Work instructions: Set down each entry exactly as given; pictures should not appear in the copy.

Dataset content:

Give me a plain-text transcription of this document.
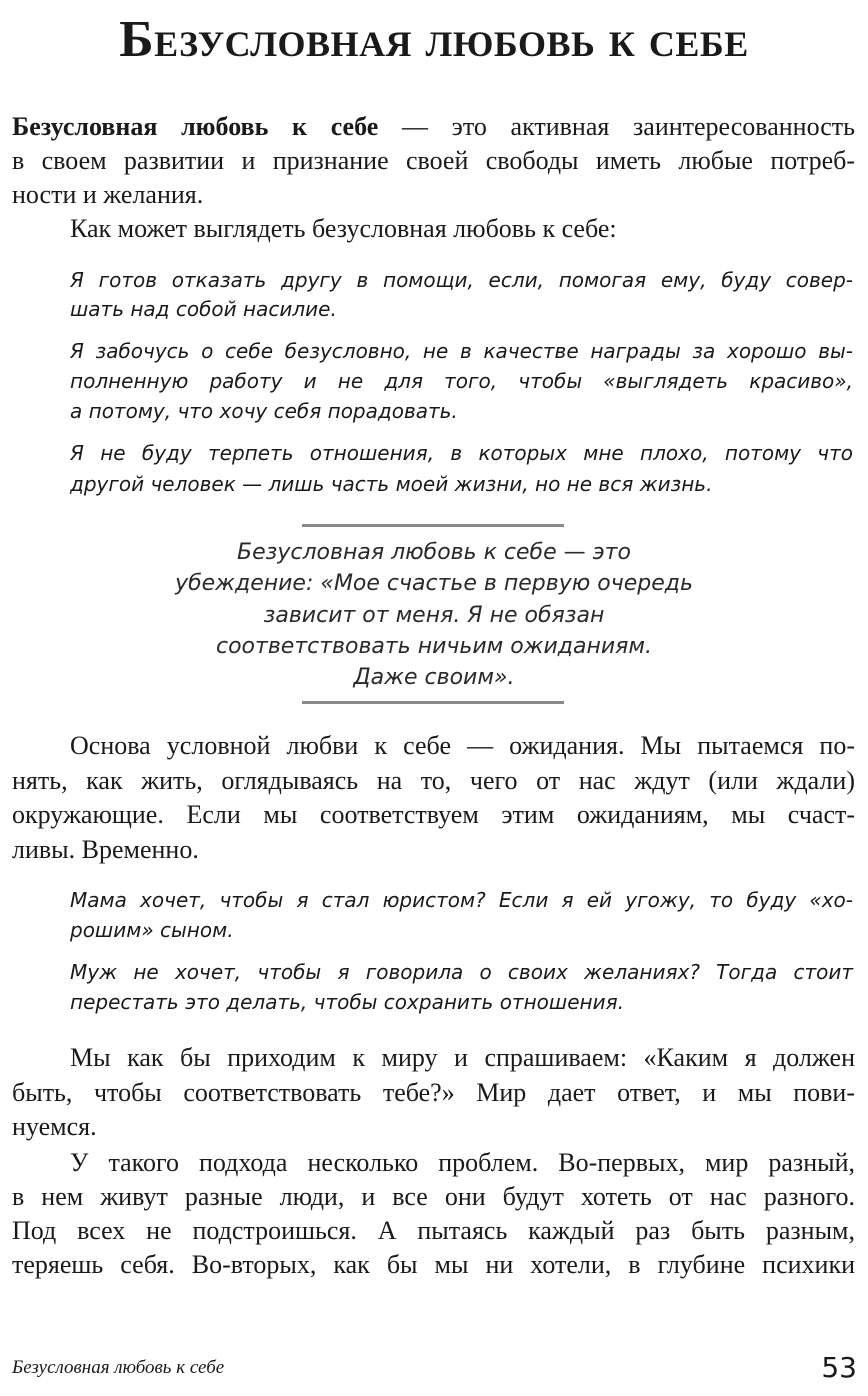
Безусловная любовь к себе
Безусловная любовь к себе — это активная заинтересованность
в своем развитии и признание своей свободы иметь любые потреб-
ности и желания.
Как может выглядеть безусловная любовь к себе:
Я готов отказать другу в помощи, если, помогая ему, буду совер-
шать над собой насилие.
Я забочусь о себе безусловно, не в качестве награды за хорошо вы-
полненную работу и не для того, чтобы «выглядеть красиво»,
а потому, что хочу себя порадовать.
Я не буду терпеть отношения, в которых мне плохо, потому что
другой человек — лишь часть моей жизни, но не вся жизнь.
Безусловная любовь к себе — это
убеждение: «Мое счастье в первую очередь
зависит от меня. Я не обязан
соответствовать ничьим ожиданиям.
Даже своим».
Основа условной любви к себе — ожидания. Мы пытаемся по-
нять, как жить, оглядываясь на то, чего от нас ждут (или ждали)
окружающие. Если мы соответствуем этим ожиданиям, мы счаст-
ливы. Временно.
Мама хочет, чтобы я стал юристом? Если я ей угожу, то буду «хо-
рошим» сыном.
Муж не хочет, чтобы я говорила о своих желаниях? Тогда стоит
перестать это делать, чтобы сохранить отношения.
Мы как бы приходим к миру и спрашиваем: «Каким я должен
быть, чтобы соответствовать тебе?» Мир дает ответ, и мы пови-
нуемся.
У такого подхода несколько проблем. Во-первых, мир разный,
в нем живут разные люди, и все они будут хотеть от нас разного.
Под всех не подстроишься. А пытаясь каждый раз быть разным,
теряешь себя. Во-вторых, как бы мы ни хотели, в глубине психики
Безусловная любовь к себе	53
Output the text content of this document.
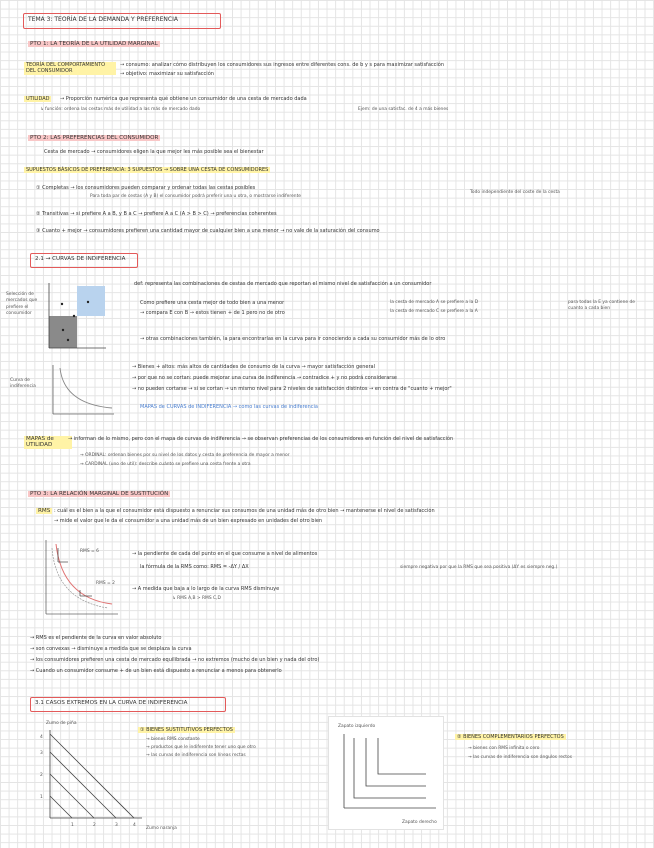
TEMA 3: TEORÍA DE LA DEMANDA Y PREFERENCIA
PTO 1: LA TEORÍA DE LA UTILIDAD MARGINAL
TEORÍA DEL COMPORTAMIENTO DEL CONSUMIDOR
→ consumo: analizar cómo distribuyen los consumidores sus ingresos entre diferentes cons. de b y s para maximizar satisfacción
→ objetivo: maximizar su satisfacción
UTILIDAD	→ Proporción numérica que representa qué obtiene un consumidor de una cesta de mercado dada
↳ función: ordena las cestas más de utilidad a las más de mercado dado	Ejem: de una satisfac. de 4 a más bienes
PTO 2: LAS PREFERENCIAS DEL CONSUMIDOR
Cesta de mercado → consumidores eligen la que mejor les más posible sea el bienestar
SUPUESTOS BÁSICOS DE PREFERENCIA: 3 SUPUESTOS → SOBRE UNA CESTA DE CONSUMIDORES
① Completas → los consumidores pueden comparar y ordenar todas las cestas posibles
Para toda par de cestas (A y B) el consumidor podrá preferir una u otra, o mostrarse indiferente
Todo independiente del coste de la cesta
② Transitivas → si prefiere A a B, y B a C → prefiere A a C (A > B > C) → preferencias coherentes
③ Cuanto + mejor → consumidores prefieren una cantidad mayor de cualquier bien a una menor → no vale de la saturación del consumo
2.1 → CURVAS DE INDIFERENCIA
Selección de mercados que prefiere el consumidor
Curva de indiferencia
def: representa las combinaciones de cestas de mercado que reportan el mismo nivel de satisfacción a un consumidor
Como prefiere una cesta mejor de todo bien a una menor	la cesta de mercado A se prefiere a la D
la cesta de mercado C se prefiere a la A
para todas la E ya contiene de cuanto a cada bien
→ compara E con B → estos tienen + de 1 pero no de otro
→ otras combinaciones también, la para encontrarlas en la curva para ir conociendo a cada su consumidor más de lo otro
→ Bienes + altos: más altos de cantidades de consumo de la curva → mayor satisfacción general
→ por que no se cortan: puede mejorar una curva de indiferencia → contradice + y no podrá considerarse
→ no pueden cortarse → si se cortan → un mismo nivel para 2 niveles de satisfacción distintos → en contra de "cuanto + mejor"
MAPAS de CURVAS de INDIFERENCIA → como las curvas de indiferencia
MAPAS de UTILIDAD
→ informan de lo mismo, pero con el mapa de curvas de indiferencia → se observan preferencias de los consumidores en función del nivel de satisfacción
→ ORDINAL: ordenan bienes por su nivel de los datos y cesta de preferencia de mayor a menor
→ CARDINAL (uno de util): describe cuánto se prefiere una cesta frente a otra
PTO 3: LA RELACIÓN MARGINAL DE SUSTITUCIÓN
RMS : cuál es el bien a la que el consumidor está dispuesto a renunciar sus consumos de una unidad más de otro bien → mantenerse el nivel de satisfacción
→ mide el valor que le da el consumidor a una unidad más de un bien expresado en unidades del otro bien
RMS = 6
RMS = 2
→ la pendiente de cada del punto en el que consume a nivel de alimentos
la fórmula de la RMS como: RMS = -ΔY / ΔX	siempre negativa por que la RMS que sea positiva (ΔY es siempre neg.)
→ A medida que baja a lo largo de la curva RMS disminuye
↳ RMS A,B > RMS C,D
→ RMS es el pendiente de la curva en valor absoluto
→ son convexas → disminuye a medida que se desplaza la curva
→ los consumidores prefieren una cesta de mercado equilibrada → no extremos (mucho de un bien y nada del otro)
→ Cuando un consumidor consume + de un bien está dispuesto a renunciar a menos para obtenerlo
3.1 CASOS EXTREMOS EN LA CURVA DE INDIFERENCIA
Zumo de piña
4
3
2
1
1	2	3	4
Zumo naranja
① BIENES SUSTITUTIVOS PERFECTOS
→ bienes RMS constante
→ productos que le indiferente tener uno que otro
→ las curvas de indiferencia son líneas rectas
Zapato izquierdo
Zapato derecho
② BIENES COMPLEMENTARIOS PERFECTOS
→ bienes con RMS infinita o cero
→ las curvas de indiferencia son ángulos rectos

Correct response:
Give me a plain-text transcription of this document.
Безусловная любовь к себе
Безусловная любовь к себе — это активная заинтересованность
в своем развитии и признание своей свободы иметь любые потреб-
ности и желания.
Как может выглядеть безусловная любовь к себе:
Я готов отказать другу в помощи, если, помогая ему, буду совер-
шать над собой насилие.
Я забочусь о себе безусловно, не в качестве награды за хорошо вы-
полненную работу и не для того, чтобы «выглядеть красиво»,
а потому, что хочу себя порадовать.
Я не буду терпеть отношения, в которых мне плохо, потому что
другой человек — лишь часть моей жизни, но не вся жизнь.
Безусловная любовь к себе — это
убеждение: «Мое счастье в первую очередь
зависит от меня. Я не обязан
соответствовать ничьим ожиданиям.
Даже своим».
Основа условной любви к себе — ожидания. Мы пытаемся по-
нять, как жить, оглядываясь на то, чего от нас ждут (или ждали)
окружающие. Если мы соответствуем этим ожиданиям, мы счаст-
ливы. Временно.
Мама хочет, чтобы я стал юристом? Если я ей угожу, то буду «хо-
рошим» сыном.
Муж не хочет, чтобы я говорила о своих желаниях? Тогда стоит
перестать это делать, чтобы сохранить отношения.
Мы как бы приходим к миру и спрашиваем: «Каким я должен
быть, чтобы соответствовать тебе?» Мир дает ответ, и мы пови-
нуемся.
У такого подхода несколько проблем. Во-первых, мир разный,
в нем живут разные люди, и все они будут хотеть от нас разного.
Под всех не подстроишься. А пытаясь каждый раз быть разным,
теряешь себя. Во-вторых, как бы мы ни хотели, в глубине психики
Безусловная любовь к себе	53
Output the text content of this document.
TEMA 3: TEORÍA DE LA DEMANDA Y PREFERENCIA
PTO 1: LA TEORÍA DE LA UTILIDAD MARGINAL
TEORÍA DEL COMPORTAMIENTO DEL CONSUMIDOR
→ consumo: analizar cómo distribuyen los consumidores sus ingresos entre diferentes cons. de b y s para maximizar satisfacción
→ objetivo: maximizar su satisfacción
UTILIDAD	→ Proporción numérica que representa qué obtiene un consumidor de una cesta de mercado dada
↳ función: ordena las cestas más de utilidad a las más de mercado dado	Ejem: de una satisfac. de 4 a más bienes
PTO 2: LAS PREFERENCIAS DEL CONSUMIDOR
Cesta de mercado → consumidores eligen la que mejor les más posible sea el bienestar
SUPUESTOS BÁSICOS DE PREFERENCIA: 3 SUPUESTOS → SOBRE UNA CESTA DE CONSUMIDORES
① Completas → los consumidores pueden comparar y ordenar todas las cestas posibles
Para toda par de cestas (A y B) el consumidor podrá preferir una u otra, o mostrarse indiferente
Todo independiente del coste de la cesta
② Transitivas → si prefiere A a B, y B a C → prefiere A a C (A > B > C) → preferencias coherentes
③ Cuanto + mejor → consumidores prefieren una cantidad mayor de cualquier bien a una menor → no vale de la saturación del consumo
2.1 → CURVAS DE INDIFERENCIA
Selección de mercados que prefiere el consumidor
Curva de indiferencia
def: representa las combinaciones de cestas de mercado que reportan el mismo nivel de satisfacción a un consumidor
Como prefiere una cesta mejor de todo bien a una menor	la cesta de mercado A se prefiere a la D
la cesta de mercado C se prefiere a la A
para todas la E ya contiene de cuanto a cada bien
→ compara E con B → estos tienen + de 1 pero no de otro
→ otras combinaciones también, la para encontrarlas en la curva para ir conociendo a cada su consumidor más de lo otro
→ Bienes + altos: más altos de cantidades de consumo de la curva → mayor satisfacción general
→ por que no se cortan: puede mejorar una curva de indiferencia → contradice + y no podrá considerarse
→ no pueden cortarse → si se cortan → un mismo nivel para 2 niveles de satisfacción distintos → en contra de "cuanto + mejor"
MAPAS de CURVAS de INDIFERENCIA → como las curvas de indiferencia
MAPAS de UTILIDAD
→ informan de lo mismo, pero con el mapa de curvas de indiferencia → se observan preferencias de los consumidores en función del nivel de satisfacción
→ ORDINAL: ordenan bienes por su nivel de los datos y cesta de preferencia de mayor a menor
→ CARDINAL (uno de util): describe cuánto se prefiere una cesta frente a otra
PTO 3: LA RELACIÓN MARGINAL DE SUSTITUCIÓN
RMS : cuál es el bien a la que el consumidor está dispuesto a renunciar sus consumos de una unidad más de otro bien → mantenerse el nivel de satisfacción
→ mide el valor que le da el consumidor a una unidad más de un bien expresado en unidades del otro bien
RMS = 6
RMS = 2
→ la pendiente de cada del punto en el que consume a nivel de alimentos
la fórmula de la RMS como: RMS = -ΔY / ΔX	siempre negativa por que la RMS que sea positiva (ΔY es siempre neg.)
→ A medida que baja a lo largo de la curva RMS disminuye
↳ RMS A,B > RMS C,D
→ RMS es el pendiente de la curva en valor absoluto
→ son convexas → disminuye a medida que se desplaza la curva
→ los consumidores prefieren una cesta de mercado equilibrada → no extremos (mucho de un bien y nada del otro)
→ Cuando un consumidor consume + de un bien está dispuesto a renunciar a menos para obtenerlo
3.1 CASOS EXTREMOS EN LA CURVA DE INDIFERENCIA
Zumo de piña
4
3
2
1
1	2	3	4
Zumo naranja
① BIENES SUSTITUTIVOS PERFECTOS
→ bienes RMS constante
→ productos que le indiferente tener uno que otro
→ las curvas de indiferencia son líneas rectas
Zapato izquierdo
Zapato derecho
② BIENES COMPLEMENTARIOS PERFECTOS
→ bienes con RMS infinita o cero
→ las curvas de indiferencia son ángulos rectos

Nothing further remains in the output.